| Exercise requirements |
Which lines in the records below contain the word "мероприятий"? Copy each one out.

— Begin Task material —

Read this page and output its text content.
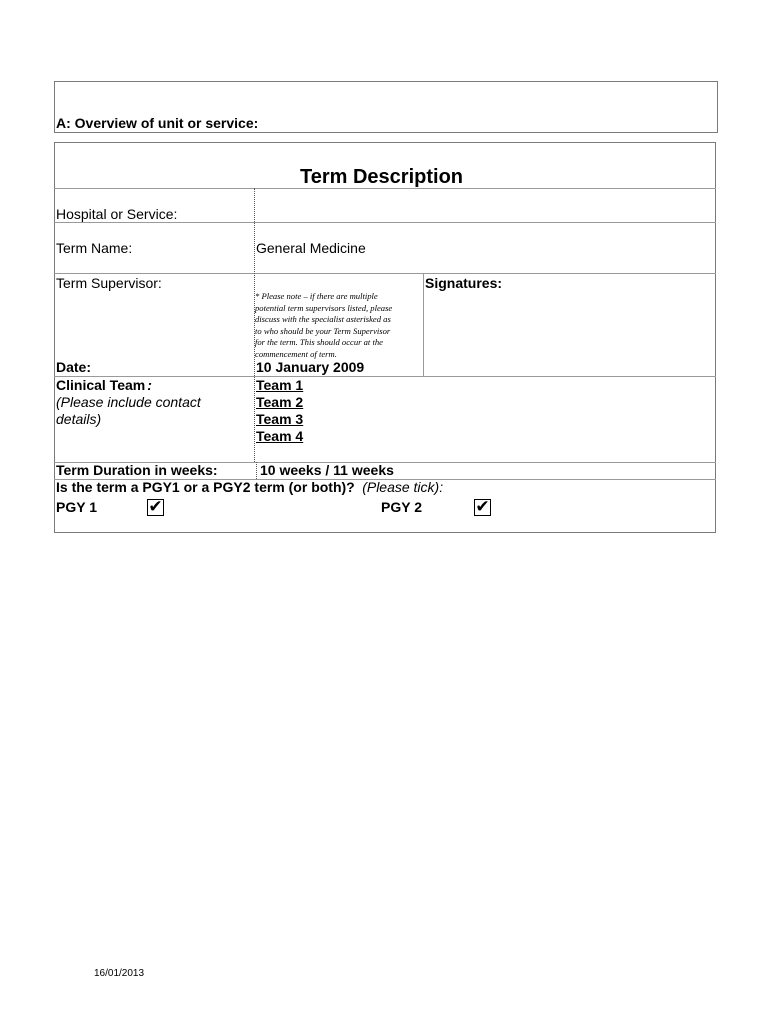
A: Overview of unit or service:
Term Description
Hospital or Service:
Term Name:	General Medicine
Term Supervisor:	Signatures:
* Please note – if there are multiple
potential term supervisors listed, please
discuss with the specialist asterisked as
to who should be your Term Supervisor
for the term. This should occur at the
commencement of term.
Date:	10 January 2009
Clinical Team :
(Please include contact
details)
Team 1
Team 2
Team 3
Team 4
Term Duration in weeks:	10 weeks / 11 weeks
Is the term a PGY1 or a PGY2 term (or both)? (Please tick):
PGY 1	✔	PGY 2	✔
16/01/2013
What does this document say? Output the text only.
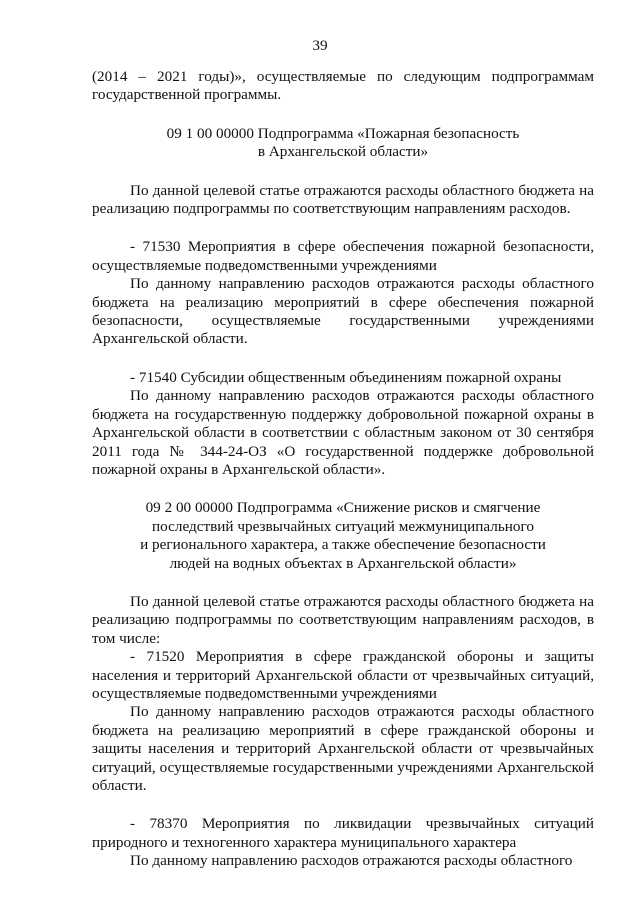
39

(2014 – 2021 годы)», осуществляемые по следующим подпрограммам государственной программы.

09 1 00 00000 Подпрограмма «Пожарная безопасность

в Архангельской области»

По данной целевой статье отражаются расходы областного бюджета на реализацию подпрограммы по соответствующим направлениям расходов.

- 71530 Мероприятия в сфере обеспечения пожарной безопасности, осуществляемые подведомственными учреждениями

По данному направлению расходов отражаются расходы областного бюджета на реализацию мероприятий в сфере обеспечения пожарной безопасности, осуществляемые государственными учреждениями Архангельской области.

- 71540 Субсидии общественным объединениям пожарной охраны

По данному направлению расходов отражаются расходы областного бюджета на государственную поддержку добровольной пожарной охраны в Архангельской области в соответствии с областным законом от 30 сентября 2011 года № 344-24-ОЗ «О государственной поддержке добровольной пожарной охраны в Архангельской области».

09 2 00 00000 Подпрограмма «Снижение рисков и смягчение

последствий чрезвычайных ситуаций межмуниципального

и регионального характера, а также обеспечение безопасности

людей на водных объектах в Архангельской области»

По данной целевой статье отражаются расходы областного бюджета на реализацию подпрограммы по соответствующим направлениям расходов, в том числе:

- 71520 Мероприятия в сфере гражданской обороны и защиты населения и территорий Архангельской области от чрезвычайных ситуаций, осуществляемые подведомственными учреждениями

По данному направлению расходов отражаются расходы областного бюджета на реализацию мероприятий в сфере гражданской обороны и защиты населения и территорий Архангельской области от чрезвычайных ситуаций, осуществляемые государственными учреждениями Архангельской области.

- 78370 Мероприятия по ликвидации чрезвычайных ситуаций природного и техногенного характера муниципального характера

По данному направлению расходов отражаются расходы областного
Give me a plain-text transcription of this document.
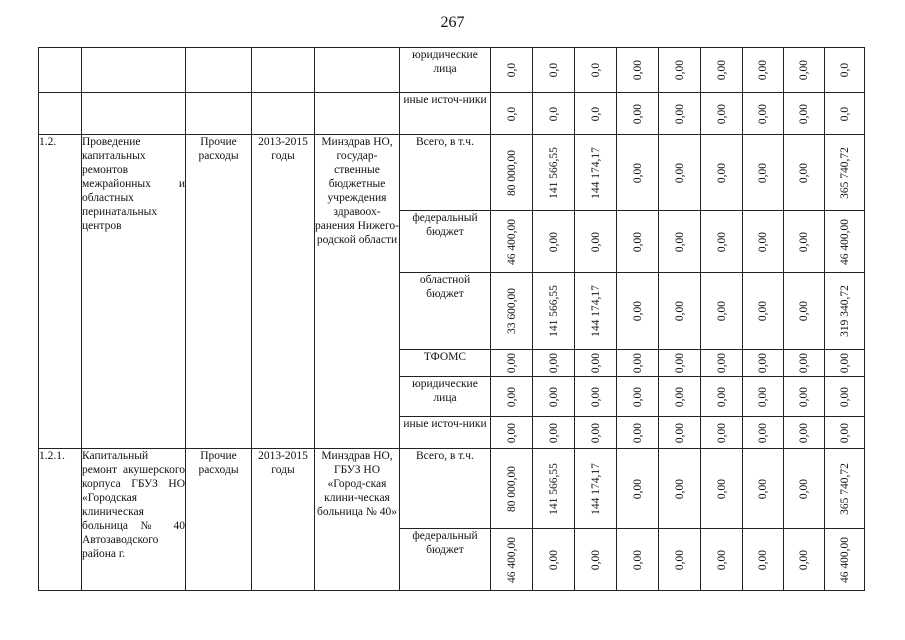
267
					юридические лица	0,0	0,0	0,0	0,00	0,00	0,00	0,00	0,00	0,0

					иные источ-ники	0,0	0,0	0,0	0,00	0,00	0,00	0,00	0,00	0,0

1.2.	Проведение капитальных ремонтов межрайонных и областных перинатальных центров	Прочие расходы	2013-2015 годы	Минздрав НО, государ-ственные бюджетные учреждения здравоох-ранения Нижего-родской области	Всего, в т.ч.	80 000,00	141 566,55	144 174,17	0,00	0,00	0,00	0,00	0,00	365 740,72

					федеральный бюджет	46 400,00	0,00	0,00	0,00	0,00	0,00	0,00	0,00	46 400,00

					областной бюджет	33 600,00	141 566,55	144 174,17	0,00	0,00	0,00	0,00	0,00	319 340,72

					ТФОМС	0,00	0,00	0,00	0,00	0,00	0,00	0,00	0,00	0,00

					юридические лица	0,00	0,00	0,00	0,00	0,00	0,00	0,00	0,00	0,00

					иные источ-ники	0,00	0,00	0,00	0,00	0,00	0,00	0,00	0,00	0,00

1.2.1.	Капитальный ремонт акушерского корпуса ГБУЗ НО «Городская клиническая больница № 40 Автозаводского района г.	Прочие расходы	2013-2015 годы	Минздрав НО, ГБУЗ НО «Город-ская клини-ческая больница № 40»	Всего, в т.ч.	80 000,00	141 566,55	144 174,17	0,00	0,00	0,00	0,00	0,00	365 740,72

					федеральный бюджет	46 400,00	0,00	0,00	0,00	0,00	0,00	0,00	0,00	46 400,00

— End Task material —

| Full answer |
По данному направлению расходов отражаются расходы областного бюджета на реализацию мероприятий в сфере обеспечения пожарной безопасности, осуществляемые государственными учреждениями Архангельской области.
По данному направлению расходов отражаются расходы областного бюджета на реализацию мероприятий в сфере гражданской обороны и защиты населения и территорий Архангельской области от чрезвычайных ситуаций, осуществляемые государственными учреждениями Архангельской области.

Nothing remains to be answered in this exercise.